EXERCISE DIRECTIONS: Find each line holding "text" and copy it out.

(Records from a collection)
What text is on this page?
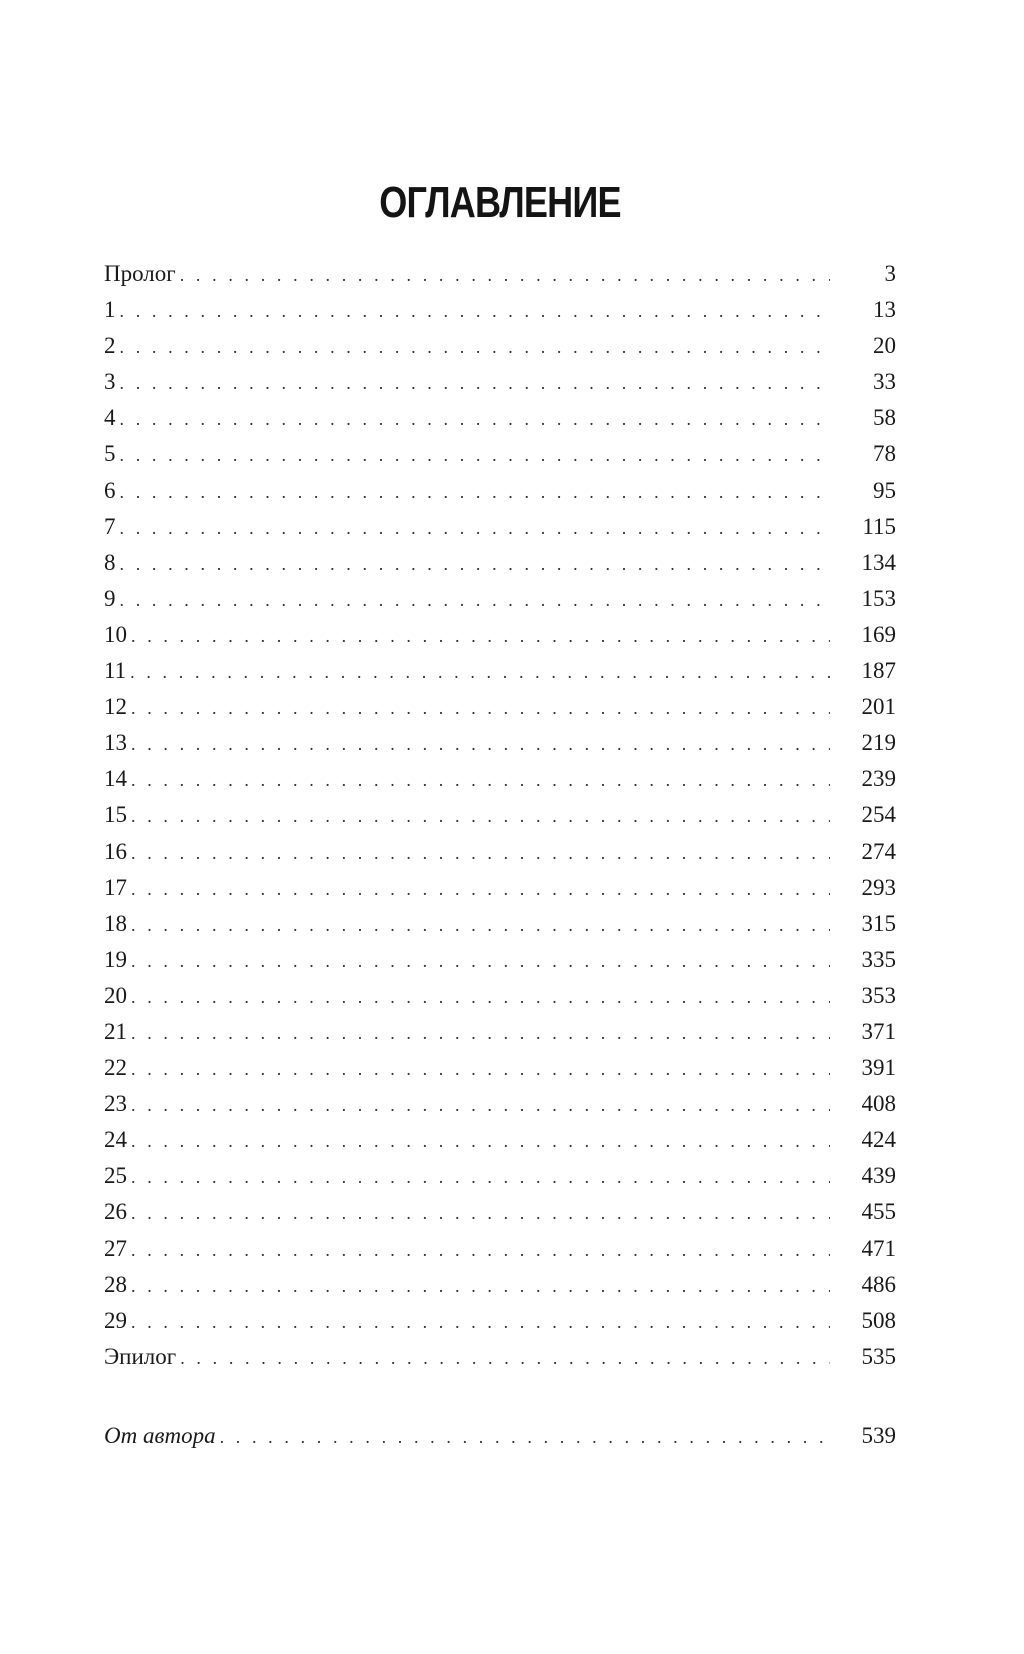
ОГЛАВЛЕНИЕ
Пролог . . .	3
1 . . .	13
2 . . .	20
3 . . .	33
4 . . .	58
5 . . .	78
6 . . .	95
7 . . .	115
8 . . .	134
9 . . .	153
10 . . .	169
11 . . .	187
12 . . .	201
13 . . .	219
14 . . .	239
15 . . .	254
16 . . .	274
17 . . .	293
18 . . .	315
19 . . .	335
20 . . .	353
21 . . .	371
22 . . .	391
23 . . .	408
24 . . .	424
25 . . .	439
26 . . .	455
27 . . .	471
28 . . .	486
29 . . .	508
Эпилог . . .	535
От автора . . .	539
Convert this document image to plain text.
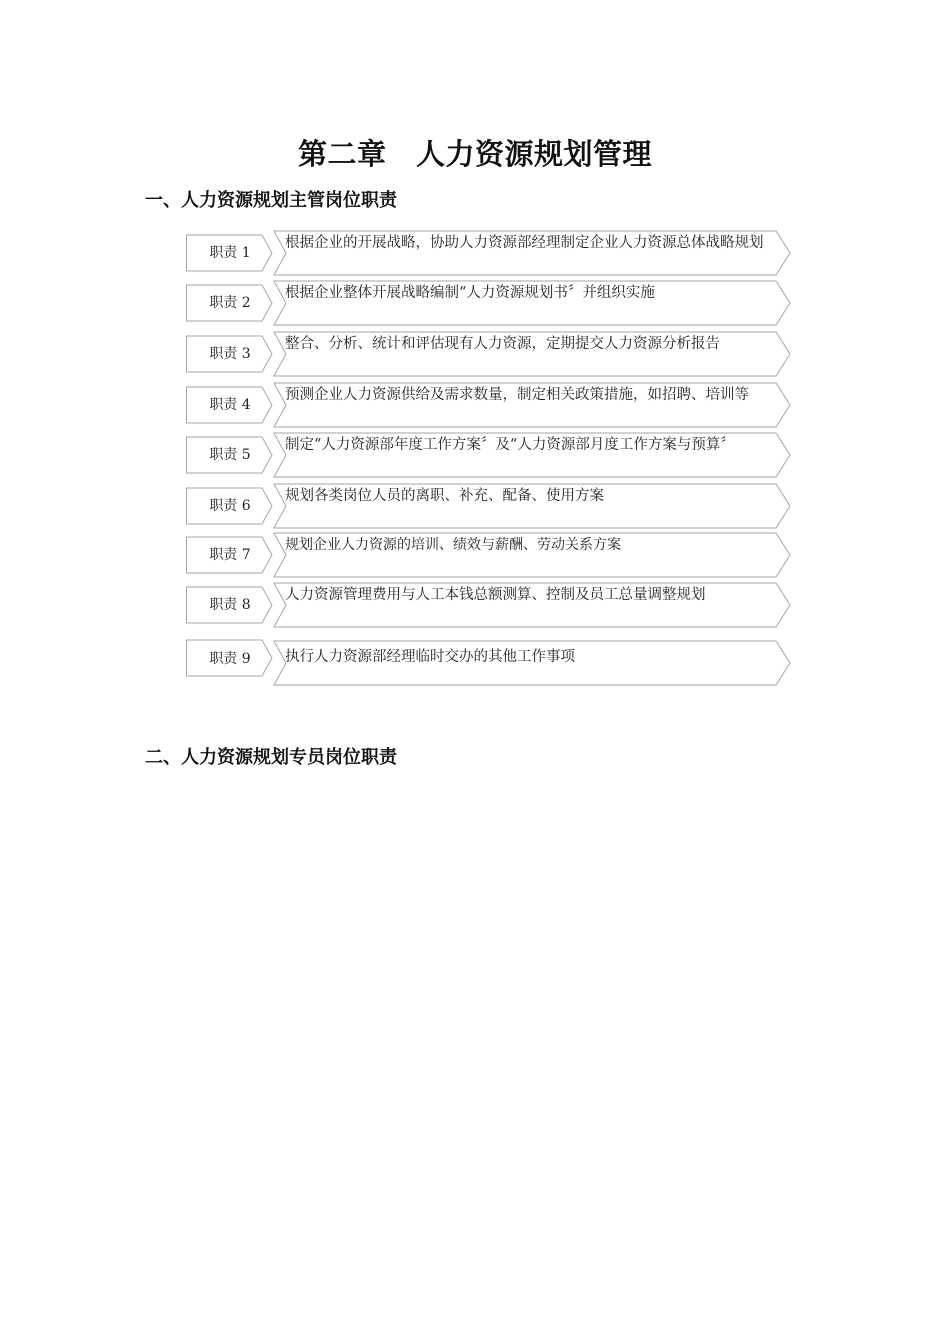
第二章　人力资源规划管理
一、人力资源规划主管岗位职责
职责 1
根据企业的开展战略，协助人力资源部经理制定企业人力资源总体战略规划
职责 2
根据企业整体开展战略编制“人力资源规划书〞并组织实施
职责 3
整合、分析、统计和评估现有人力资源，定期提交人力资源分析报告
职责 4
预测企业人力资源供给及需求数量，制定相关政策措施，如招聘、培训等
职责 5
制定“人力资源部年度工作方案〞及“人力资源部月度工作方案与预算〞
职责 6
规划各类岗位人员的离职、补充、配备、使用方案
职责 7
规划企业人力资源的培训、绩效与薪酬、劳动关系方案
职责 8
人力资源管理费用与人工本钱总额测算、控制及员工总量调整规划
职责 9	执行人力资源部经理临时交办的其他工作事项
二、人力资源规划专员岗位职责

THE OUTPUT:
What text is on this page?
Convert this document image to plain text.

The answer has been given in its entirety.